Copy out each line below that has the word "offset" in it.
*** Dataset records
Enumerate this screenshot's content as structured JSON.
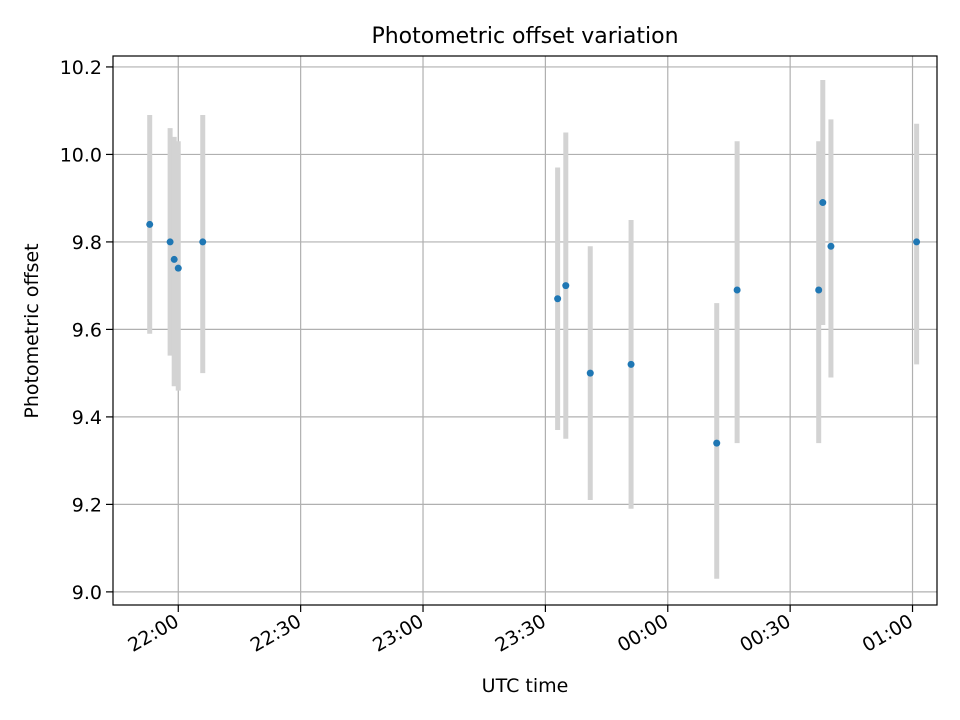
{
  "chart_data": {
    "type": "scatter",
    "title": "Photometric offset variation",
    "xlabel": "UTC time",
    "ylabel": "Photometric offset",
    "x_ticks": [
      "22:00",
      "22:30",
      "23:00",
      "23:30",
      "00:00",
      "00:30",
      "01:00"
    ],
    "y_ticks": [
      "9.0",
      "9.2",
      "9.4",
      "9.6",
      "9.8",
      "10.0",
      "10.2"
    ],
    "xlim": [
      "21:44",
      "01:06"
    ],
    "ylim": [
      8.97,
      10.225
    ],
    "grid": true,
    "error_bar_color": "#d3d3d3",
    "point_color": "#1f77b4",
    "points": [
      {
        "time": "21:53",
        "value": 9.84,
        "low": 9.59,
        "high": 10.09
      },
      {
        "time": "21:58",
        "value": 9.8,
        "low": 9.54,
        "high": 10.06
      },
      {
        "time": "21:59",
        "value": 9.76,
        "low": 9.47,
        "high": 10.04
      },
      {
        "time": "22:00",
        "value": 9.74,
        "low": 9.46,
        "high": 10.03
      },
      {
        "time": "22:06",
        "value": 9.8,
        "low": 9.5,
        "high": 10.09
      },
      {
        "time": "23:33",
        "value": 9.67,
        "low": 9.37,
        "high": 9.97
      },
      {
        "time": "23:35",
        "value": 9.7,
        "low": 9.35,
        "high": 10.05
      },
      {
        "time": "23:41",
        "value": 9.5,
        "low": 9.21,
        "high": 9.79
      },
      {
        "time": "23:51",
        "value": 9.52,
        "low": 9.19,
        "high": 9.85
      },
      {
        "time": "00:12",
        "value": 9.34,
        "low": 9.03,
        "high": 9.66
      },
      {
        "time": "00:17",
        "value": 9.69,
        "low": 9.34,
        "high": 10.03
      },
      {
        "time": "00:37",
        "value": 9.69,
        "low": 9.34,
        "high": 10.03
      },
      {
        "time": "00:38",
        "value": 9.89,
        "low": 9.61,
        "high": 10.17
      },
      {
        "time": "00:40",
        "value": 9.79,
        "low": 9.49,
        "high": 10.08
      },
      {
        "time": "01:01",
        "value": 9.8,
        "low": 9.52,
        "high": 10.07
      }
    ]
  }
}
******
Solution
    "title": "Photometric offset variation",
    "ylabel": "Photometric offset",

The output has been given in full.